--- Start of Record list ---
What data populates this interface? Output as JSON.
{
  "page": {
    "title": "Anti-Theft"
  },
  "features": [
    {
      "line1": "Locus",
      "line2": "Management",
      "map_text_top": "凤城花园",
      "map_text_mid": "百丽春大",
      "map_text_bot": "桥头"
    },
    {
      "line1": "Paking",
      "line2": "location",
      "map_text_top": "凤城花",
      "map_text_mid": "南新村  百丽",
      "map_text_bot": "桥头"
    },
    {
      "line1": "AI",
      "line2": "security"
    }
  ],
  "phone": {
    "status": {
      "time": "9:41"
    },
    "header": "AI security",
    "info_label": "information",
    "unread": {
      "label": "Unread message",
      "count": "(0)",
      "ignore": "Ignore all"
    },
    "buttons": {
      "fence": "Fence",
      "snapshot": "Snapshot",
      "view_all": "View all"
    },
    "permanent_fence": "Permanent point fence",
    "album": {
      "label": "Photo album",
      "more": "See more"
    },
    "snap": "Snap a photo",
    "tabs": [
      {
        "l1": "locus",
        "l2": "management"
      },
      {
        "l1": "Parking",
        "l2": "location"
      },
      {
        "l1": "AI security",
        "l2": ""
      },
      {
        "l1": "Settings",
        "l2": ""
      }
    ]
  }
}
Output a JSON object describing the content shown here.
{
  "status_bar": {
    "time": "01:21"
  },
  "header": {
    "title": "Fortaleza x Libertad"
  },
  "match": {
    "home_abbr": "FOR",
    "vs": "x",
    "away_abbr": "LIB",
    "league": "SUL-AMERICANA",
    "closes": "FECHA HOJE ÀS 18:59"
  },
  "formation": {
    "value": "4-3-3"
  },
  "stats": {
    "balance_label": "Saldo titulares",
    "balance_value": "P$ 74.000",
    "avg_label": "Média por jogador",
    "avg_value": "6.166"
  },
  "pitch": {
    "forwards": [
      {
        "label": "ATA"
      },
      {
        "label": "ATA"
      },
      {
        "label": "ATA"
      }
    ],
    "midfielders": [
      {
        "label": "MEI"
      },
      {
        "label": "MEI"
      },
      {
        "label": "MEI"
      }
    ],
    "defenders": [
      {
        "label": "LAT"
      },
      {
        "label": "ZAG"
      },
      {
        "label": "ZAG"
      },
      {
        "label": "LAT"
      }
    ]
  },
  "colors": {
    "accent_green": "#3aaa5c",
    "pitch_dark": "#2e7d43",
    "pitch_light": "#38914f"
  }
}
--- End of Record list ---
• _Written exercise_
Print out every entry, keeping each one exact.

• _Task answer_
What data populates this interface? Output as JSON.
{
  "page": {
    "title": "Anti-Theft"
  },
  "features": [
    {
      "line1": "Locus",
      "line2": "Management",
      "map_text_top": "凤城花园",
      "map_text_mid": "百丽春大",
      "map_text_bot": "桥头"
    },
    {
      "line1": "Paking",
      "line2": "location",
      "map_text_top": "凤城花",
      "map_text_mid": "南新村  百丽",
      "map_text_bot": "桥头"
    },
    {
      "line1": "AI",
      "line2": "security"
    }
  ],
  "phone": {
    "status": {
      "time": "9:41"
    },
    "header": "AI security",
    "info_label": "information",
    "unread": {
      "label": "Unread message",
      "count": "(0)",
      "ignore": "Ignore all"
    },
    "buttons": {
      "fence": "Fence",
      "snapshot": "Snapshot",
      "view_all": "View all"
    },
    "permanent_fence": "Permanent point fence",
    "album": {
      "label": "Photo album",
      "more": "See more"
    },
    "snap": "Snap a photo",
    "tabs": [
      {
        "l1": "locus",
        "l2": "management"
      },
      {
        "l1": "Parking",
        "l2": "location"
      },
      {
        "l1": "AI security",
        "l2": ""
      },
      {
        "l1": "Settings",
        "l2": ""
      }
    ]
  }
}
Output a JSON object describing the content shown here.
{
  "status_bar": {
    "time": "01:21"
  },
  "header": {
    "title": "Fortaleza x Libertad"
  },
  "match": {
    "home_abbr": "FOR",
    "vs": "x",
    "away_abbr": "LIB",
    "league": "SUL-AMERICANA",
    "closes": "FECHA HOJE ÀS 18:59"
  },
  "formation": {
    "value": "4-3-3"
  },
  "stats": {
    "balance_label": "Saldo titulares",
    "balance_value": "P$ 74.000",
    "avg_label": "Média por jogador",
    "avg_value": "6.166"
  },
  "pitch": {
    "forwards": [
      {
        "label": "ATA"
      },
      {
        "label": "ATA"
      },
      {
        "label": "ATA"
      }
    ],
    "midfielders": [
      {
        "label": "MEI"
      },
      {
        "label": "MEI"
      },
      {
        "label": "MEI"
      }
    ],
    "defenders": [
      {
        "label": "LAT"
      },
      {
        "label": "ZAG"
      },
      {
        "label": "ZAG"
      },
      {
        "label": "LAT"
      }
    ]
  },
  "colors": {
    "accent_green": "#3aaa5c",
    "pitch_dark": "#2e7d43",
    "pitch_light": "#38914f"
  }
}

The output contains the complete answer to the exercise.